§ **Task instructions**
Look for the string "数据字典" and copy every line that has it.

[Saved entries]
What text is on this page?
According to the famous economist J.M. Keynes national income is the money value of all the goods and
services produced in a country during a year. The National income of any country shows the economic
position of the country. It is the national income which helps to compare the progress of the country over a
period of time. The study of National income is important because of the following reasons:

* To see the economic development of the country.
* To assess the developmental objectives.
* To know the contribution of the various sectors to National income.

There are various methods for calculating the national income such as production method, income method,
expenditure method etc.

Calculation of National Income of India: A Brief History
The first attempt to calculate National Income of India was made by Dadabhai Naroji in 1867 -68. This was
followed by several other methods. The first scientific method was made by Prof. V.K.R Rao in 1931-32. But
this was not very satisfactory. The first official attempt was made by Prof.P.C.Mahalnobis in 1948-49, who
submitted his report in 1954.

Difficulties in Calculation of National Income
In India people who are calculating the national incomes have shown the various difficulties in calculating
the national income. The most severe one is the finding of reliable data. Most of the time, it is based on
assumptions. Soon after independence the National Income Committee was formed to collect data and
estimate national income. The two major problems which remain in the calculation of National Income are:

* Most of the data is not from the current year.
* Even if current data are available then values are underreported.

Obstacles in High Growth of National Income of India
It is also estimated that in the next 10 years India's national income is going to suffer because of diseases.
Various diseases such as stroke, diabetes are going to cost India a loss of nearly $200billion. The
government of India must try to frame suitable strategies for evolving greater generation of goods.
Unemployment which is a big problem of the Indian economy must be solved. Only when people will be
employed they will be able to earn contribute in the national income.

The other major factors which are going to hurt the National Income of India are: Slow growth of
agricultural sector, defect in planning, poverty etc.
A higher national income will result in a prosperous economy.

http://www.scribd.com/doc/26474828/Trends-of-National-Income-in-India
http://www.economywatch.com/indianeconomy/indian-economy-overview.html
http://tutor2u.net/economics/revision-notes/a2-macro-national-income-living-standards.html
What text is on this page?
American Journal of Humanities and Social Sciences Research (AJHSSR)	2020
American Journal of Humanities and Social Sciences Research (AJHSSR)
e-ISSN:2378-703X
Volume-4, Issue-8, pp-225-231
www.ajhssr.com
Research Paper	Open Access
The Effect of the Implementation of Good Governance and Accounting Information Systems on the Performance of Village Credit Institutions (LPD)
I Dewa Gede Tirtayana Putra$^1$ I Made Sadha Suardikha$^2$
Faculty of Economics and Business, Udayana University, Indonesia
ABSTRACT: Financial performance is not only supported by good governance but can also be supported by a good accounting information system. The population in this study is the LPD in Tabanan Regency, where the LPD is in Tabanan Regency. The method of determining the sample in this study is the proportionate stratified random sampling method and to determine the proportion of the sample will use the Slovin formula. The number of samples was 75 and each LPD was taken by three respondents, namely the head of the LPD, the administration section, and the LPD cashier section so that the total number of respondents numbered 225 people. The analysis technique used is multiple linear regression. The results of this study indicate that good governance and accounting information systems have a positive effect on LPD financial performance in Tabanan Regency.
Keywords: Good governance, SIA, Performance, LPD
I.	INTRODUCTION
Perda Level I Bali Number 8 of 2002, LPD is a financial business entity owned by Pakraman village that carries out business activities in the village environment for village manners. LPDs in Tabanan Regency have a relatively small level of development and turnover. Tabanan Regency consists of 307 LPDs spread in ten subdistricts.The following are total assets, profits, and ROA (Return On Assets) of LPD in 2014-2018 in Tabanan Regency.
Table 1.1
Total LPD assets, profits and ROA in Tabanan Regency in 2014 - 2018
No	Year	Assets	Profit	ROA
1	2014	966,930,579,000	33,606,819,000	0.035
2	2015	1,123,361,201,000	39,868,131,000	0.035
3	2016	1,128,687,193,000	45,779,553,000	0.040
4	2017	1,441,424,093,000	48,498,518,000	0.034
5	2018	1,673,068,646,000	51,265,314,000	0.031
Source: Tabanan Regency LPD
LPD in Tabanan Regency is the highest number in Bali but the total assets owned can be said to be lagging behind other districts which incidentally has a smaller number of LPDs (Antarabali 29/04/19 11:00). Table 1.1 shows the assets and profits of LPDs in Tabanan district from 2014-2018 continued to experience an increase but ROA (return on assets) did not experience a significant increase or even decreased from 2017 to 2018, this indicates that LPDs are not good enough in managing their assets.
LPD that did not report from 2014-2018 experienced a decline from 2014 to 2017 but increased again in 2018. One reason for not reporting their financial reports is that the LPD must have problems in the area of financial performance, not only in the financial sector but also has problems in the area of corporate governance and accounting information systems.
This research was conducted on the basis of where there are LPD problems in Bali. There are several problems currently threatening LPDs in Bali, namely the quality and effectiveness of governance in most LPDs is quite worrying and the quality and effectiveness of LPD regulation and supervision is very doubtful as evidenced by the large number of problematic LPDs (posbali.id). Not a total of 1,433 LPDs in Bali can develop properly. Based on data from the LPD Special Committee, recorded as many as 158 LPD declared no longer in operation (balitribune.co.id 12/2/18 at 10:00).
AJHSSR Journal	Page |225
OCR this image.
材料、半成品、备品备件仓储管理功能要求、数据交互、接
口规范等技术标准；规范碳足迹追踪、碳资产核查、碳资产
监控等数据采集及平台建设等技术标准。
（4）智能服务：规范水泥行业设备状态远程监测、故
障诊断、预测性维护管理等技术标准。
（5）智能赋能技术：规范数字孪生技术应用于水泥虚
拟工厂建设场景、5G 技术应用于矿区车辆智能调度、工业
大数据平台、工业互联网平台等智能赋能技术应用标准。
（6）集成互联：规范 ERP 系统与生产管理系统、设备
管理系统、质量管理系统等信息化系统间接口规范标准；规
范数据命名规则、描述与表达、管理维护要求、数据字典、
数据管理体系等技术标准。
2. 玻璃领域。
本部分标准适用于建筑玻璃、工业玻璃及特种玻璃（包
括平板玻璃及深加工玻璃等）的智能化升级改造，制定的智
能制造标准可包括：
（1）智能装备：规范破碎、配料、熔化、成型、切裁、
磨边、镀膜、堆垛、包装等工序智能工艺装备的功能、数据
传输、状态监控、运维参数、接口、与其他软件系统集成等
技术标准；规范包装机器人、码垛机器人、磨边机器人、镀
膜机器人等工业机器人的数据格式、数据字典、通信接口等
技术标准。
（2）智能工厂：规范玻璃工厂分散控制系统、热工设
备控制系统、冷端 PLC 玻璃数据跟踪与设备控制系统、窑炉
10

§ **Written answer**
范数据命名规则、描述与表达、管理维护要求、数据字典、
膜机器人等工业机器人的数据格式、数据字典、通信接口等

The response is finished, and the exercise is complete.